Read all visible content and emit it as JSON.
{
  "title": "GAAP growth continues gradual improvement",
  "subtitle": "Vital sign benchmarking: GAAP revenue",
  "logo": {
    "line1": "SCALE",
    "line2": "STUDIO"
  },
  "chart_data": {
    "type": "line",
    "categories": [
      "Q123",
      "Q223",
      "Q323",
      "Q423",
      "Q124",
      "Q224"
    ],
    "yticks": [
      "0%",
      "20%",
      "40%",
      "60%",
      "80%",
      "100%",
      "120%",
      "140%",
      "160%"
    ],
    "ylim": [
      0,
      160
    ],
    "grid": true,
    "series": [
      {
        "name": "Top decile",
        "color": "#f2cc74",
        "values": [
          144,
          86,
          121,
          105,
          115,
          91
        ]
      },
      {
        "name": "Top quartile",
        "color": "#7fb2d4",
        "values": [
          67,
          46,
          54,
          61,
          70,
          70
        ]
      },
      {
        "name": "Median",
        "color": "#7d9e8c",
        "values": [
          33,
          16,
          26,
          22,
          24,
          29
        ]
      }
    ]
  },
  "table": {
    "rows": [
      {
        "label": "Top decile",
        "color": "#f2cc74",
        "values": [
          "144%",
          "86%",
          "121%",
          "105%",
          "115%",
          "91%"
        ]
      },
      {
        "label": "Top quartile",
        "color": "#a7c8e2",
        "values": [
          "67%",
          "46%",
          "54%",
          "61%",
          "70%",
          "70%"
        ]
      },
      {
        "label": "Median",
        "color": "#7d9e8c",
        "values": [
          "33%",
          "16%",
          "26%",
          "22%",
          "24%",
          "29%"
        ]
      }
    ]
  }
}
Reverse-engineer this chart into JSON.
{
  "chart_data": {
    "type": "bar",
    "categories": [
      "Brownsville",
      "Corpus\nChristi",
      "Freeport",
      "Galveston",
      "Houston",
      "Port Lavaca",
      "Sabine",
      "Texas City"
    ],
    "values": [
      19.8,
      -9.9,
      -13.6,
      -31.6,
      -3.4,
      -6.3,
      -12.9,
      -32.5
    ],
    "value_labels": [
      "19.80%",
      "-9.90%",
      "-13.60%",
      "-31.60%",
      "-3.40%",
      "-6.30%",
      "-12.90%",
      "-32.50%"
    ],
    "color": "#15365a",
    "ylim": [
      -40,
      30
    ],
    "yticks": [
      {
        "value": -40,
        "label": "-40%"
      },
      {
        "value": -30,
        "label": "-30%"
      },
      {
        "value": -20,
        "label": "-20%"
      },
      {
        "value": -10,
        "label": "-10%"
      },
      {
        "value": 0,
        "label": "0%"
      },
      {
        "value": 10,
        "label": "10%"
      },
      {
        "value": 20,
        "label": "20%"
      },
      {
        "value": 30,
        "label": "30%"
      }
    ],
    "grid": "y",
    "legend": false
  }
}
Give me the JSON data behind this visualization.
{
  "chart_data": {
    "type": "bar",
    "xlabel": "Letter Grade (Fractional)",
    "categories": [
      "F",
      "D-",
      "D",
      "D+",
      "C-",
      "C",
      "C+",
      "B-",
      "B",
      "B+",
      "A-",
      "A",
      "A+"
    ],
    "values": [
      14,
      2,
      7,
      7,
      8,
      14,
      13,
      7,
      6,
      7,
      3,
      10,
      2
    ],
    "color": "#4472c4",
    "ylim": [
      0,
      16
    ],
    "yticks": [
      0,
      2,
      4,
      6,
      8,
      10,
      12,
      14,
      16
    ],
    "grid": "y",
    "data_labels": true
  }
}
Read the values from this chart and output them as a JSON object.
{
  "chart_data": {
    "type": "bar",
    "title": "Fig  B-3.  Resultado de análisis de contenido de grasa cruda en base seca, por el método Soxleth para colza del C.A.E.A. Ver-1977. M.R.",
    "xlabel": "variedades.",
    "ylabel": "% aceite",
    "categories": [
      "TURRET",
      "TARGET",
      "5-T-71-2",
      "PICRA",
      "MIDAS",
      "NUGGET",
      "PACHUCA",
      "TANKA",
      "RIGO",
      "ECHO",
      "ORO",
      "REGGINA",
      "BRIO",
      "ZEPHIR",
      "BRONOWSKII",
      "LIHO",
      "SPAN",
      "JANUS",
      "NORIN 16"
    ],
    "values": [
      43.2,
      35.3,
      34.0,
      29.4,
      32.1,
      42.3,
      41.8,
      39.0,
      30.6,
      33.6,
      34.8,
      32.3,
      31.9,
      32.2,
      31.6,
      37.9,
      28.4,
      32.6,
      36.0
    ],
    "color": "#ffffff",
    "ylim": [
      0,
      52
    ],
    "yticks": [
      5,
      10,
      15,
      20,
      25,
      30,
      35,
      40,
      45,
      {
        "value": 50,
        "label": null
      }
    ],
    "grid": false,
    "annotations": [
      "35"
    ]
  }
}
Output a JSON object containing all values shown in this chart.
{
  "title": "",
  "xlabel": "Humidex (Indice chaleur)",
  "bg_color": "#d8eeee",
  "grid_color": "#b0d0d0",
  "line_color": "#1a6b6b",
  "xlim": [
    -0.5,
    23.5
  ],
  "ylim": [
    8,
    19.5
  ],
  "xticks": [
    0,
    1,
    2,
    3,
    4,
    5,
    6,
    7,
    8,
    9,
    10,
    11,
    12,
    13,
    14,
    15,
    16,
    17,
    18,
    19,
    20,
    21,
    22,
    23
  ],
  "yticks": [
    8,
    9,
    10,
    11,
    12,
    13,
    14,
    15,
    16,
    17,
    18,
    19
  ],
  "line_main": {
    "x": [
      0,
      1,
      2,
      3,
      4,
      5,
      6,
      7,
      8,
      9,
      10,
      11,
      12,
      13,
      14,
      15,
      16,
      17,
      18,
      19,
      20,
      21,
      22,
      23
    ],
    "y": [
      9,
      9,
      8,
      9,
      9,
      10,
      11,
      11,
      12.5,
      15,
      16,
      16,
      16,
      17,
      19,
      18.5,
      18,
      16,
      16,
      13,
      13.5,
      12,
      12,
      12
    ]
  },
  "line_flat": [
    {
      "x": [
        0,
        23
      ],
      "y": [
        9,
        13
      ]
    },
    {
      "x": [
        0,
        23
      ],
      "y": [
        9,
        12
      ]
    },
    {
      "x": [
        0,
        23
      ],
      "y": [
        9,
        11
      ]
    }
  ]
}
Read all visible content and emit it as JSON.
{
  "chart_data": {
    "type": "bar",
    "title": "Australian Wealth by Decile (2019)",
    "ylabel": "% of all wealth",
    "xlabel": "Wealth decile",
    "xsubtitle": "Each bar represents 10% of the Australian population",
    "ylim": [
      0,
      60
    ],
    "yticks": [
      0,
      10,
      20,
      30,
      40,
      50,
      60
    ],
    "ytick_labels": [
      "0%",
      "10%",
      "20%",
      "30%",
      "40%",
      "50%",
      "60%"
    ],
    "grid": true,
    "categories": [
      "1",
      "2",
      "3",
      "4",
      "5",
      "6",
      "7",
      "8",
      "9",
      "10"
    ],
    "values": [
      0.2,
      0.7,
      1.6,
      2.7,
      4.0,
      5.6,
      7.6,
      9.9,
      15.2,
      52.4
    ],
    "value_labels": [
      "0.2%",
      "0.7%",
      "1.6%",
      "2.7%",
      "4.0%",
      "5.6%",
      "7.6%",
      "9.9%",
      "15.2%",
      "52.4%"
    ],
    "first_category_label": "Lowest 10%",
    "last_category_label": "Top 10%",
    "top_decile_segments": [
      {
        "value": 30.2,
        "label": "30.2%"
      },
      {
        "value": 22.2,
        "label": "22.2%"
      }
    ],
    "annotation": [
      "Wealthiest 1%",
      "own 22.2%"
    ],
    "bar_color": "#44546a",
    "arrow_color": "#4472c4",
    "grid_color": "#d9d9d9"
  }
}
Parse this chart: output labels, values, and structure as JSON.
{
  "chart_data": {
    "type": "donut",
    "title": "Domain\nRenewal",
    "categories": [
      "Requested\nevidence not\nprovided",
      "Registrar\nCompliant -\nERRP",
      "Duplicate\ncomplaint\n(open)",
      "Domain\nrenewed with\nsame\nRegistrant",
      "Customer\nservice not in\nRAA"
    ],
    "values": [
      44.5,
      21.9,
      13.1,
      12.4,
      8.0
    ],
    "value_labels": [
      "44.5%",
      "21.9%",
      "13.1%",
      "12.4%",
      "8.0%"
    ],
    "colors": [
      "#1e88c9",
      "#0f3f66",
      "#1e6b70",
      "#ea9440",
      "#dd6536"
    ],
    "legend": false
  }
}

### The exercise
Copy every line from the records above that contains the word "GAAP".

### Exercise output
  "title": "GAAP growth continues gradual improvement",
  "subtitle": "Vital sign benchmarking: GAAP revenue",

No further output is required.